# Available records
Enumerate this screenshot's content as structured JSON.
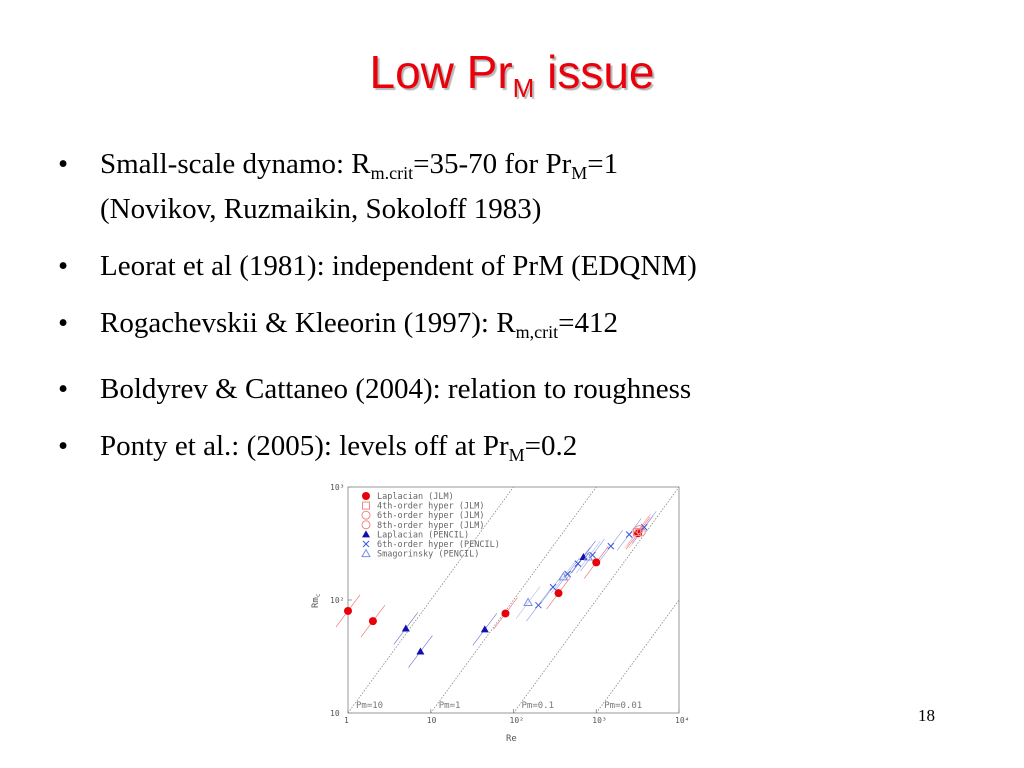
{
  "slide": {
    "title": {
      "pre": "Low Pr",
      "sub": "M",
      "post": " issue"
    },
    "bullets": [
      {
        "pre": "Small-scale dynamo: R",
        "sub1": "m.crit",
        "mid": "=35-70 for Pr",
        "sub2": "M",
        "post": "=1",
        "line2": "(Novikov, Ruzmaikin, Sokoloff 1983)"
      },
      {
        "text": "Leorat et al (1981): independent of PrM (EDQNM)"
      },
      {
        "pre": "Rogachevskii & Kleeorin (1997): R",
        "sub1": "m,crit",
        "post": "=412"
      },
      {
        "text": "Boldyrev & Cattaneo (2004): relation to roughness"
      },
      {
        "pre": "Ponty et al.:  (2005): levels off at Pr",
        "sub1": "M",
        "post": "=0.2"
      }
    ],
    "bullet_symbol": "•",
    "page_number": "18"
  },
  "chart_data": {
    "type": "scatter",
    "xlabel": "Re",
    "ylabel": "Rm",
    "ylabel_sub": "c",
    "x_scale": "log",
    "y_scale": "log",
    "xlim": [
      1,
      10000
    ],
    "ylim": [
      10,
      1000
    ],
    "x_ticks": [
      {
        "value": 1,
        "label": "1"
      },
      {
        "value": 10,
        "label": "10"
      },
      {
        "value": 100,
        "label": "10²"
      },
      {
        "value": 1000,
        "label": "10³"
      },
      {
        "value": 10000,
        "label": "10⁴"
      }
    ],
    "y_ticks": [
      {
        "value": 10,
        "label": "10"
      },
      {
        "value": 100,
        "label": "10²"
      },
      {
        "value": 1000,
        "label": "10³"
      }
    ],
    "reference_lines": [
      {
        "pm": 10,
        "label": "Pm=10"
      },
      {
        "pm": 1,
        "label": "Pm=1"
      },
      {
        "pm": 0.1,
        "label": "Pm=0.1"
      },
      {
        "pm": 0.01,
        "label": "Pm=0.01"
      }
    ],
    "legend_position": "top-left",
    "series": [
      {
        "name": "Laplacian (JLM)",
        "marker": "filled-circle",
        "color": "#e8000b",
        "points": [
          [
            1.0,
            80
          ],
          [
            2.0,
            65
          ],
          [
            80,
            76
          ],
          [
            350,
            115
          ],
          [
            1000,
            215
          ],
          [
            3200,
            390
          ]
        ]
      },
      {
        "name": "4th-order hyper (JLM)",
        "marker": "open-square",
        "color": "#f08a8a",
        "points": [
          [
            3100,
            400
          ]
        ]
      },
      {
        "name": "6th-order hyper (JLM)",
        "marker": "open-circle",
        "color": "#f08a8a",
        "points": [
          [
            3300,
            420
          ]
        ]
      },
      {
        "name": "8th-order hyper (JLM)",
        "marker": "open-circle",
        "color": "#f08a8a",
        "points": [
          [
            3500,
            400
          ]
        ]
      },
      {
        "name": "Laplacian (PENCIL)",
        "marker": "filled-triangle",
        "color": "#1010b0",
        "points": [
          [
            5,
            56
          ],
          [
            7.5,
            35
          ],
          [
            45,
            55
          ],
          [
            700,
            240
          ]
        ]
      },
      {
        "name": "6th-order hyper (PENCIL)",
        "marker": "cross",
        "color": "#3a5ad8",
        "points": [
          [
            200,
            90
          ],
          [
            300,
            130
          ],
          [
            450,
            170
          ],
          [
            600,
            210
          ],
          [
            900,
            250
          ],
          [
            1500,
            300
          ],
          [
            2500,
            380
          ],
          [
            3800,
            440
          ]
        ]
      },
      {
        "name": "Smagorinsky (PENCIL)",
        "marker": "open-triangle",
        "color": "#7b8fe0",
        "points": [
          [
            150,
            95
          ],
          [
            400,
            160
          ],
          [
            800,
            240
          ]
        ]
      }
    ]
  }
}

# Brief
Leave out the pictures, and give all the records again exactly.

# Task output
Enumerate this screenshot's content as structured JSON.
{
  "slide": {
    "title": {
      "pre": "Low Pr",
      "sub": "M",
      "post": " issue"
    },
    "bullets": [
      {
        "pre": "Small-scale dynamo: R",
        "sub1": "m.crit",
        "mid": "=35-70 for Pr",
        "sub2": "M",
        "post": "=1",
        "line2": "(Novikov, Ruzmaikin, Sokoloff 1983)"
      },
      {
        "text": "Leorat et al (1981): independent of PrM (EDQNM)"
      },
      {
        "pre": "Rogachevskii & Kleeorin (1997): R",
        "sub1": "m,crit",
        "post": "=412"
      },
      {
        "text": "Boldyrev & Cattaneo (2004): relation to roughness"
      },
      {
        "pre": "Ponty et al.:  (2005): levels off at Pr",
        "sub1": "M",
        "post": "=0.2"
      }
    ],
    "bullet_symbol": "•",
    "page_number": "18"
  },
  "chart_data": {
    "type": "scatter",
    "xlabel": "Re",
    "ylabel": "Rm",
    "ylabel_sub": "c",
    "x_scale": "log",
    "y_scale": "log",
    "xlim": [
      1,
      10000
    ],
    "ylim": [
      10,
      1000
    ],
    "x_ticks": [
      {
        "value": 1,
        "label": "1"
      },
      {
        "value": 10,
        "label": "10"
      },
      {
        "value": 100,
        "label": "10²"
      },
      {
        "value": 1000,
        "label": "10³"
      },
      {
        "value": 10000,
        "label": "10⁴"
      }
    ],
    "y_ticks": [
      {
        "value": 10,
        "label": "10"
      },
      {
        "value": 100,
        "label": "10²"
      },
      {
        "value": 1000,
        "label": "10³"
      }
    ],
    "reference_lines": [
      {
        "pm": 10,
        "label": "Pm=10"
      },
      {
        "pm": 1,
        "label": "Pm=1"
      },
      {
        "pm": 0.1,
        "label": "Pm=0.1"
      },
      {
        "pm": 0.01,
        "label": "Pm=0.01"
      }
    ],
    "legend_position": "top-left",
    "series": [
      {
        "name": "Laplacian (JLM)",
        "marker": "filled-circle",
        "color": "#e8000b",
        "points": [
          [
            1.0,
            80
          ],
          [
            2.0,
            65
          ],
          [
            80,
            76
          ],
          [
            350,
            115
          ],
          [
            1000,
            215
          ],
          [
            3200,
            390
          ]
        ]
      },
      {
        "name": "4th-order hyper (JLM)",
        "marker": "open-square",
        "color": "#f08a8a",
        "points": [
          [
            3100,
            400
          ]
        ]
      },
      {
        "name": "6th-order hyper (JLM)",
        "marker": "open-circle",
        "color": "#f08a8a",
        "points": [
          [
            3300,
            420
          ]
        ]
      },
      {
        "name": "8th-order hyper (JLM)",
        "marker": "open-circle",
        "color": "#f08a8a",
        "points": [
          [
            3500,
            400
          ]
        ]
      },
      {
        "name": "Laplacian (PENCIL)",
        "marker": "filled-triangle",
        "color": "#1010b0",
        "points": [
          [
            5,
            56
          ],
          [
            7.5,
            35
          ],
          [
            45,
            55
          ],
          [
            700,
            240
          ]
        ]
      },
      {
        "name": "6th-order hyper (PENCIL)",
        "marker": "cross",
        "color": "#3a5ad8",
        "points": [
          [
            200,
            90
          ],
          [
            300,
            130
          ],
          [
            450,
            170
          ],
          [
            600,
            210
          ],
          [
            900,
            250
          ],
          [
            1500,
            300
          ],
          [
            2500,
            380
          ],
          [
            3800,
            440
          ]
        ]
      },
      {
        "name": "Smagorinsky (PENCIL)",
        "marker": "open-triangle",
        "color": "#7b8fe0",
        "points": [
          [
            150,
            95
          ],
          [
            400,
            160
          ],
          [
            800,
            240
          ]
        ]
      }
    ]
  }
}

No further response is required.